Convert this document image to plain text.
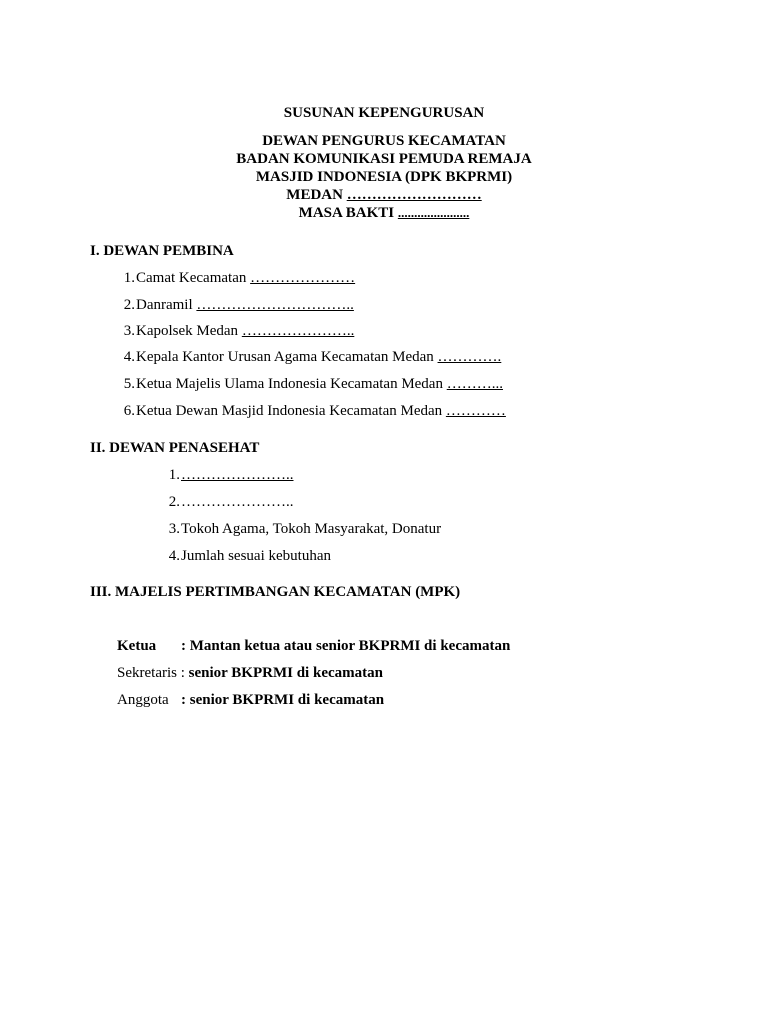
SUSUNAN KEPENGURUSAN
DEWAN PENGURUS KECAMATAN
BADAN KOMUNIKASI PEMUDA REMAJA
MASJID INDONESIA (DPK BKPRMI)
MEDAN ………………………
MASA BAKTI ......................
I. DEWAN PEMBINA
1. Camat Kecamatan …………………
2. Danramil …………………………..
3. Kapolsek Medan …………………..
4. Kepala Kantor Urusan Agama Kecamatan Medan ………….
5. Ketua Majelis Ulama Indonesia Kecamatan Medan ………...
6. Ketua Dewan Masjid Indonesia Kecamatan Medan …………
II. DEWAN PENASEHAT
1. …………………..
2. …………………..
3. Tokoh Agama, Tokoh Masyarakat, Donatur
4. Jumlah sesuai kebutuhan
III. MAJELIS PERTIMBANGAN KECAMATAN (MPK)
Ketua : Mantan ketua atau senior BKPRMI di kecamatan
Sekretaris : senior BKPRMI di kecamatan
Anggota : senior BKPRMI di kecamatan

-- Exercise task --
How many lines of the listing above include the word "BKPRMI"? State the number and nothing else.

-- Task output --
4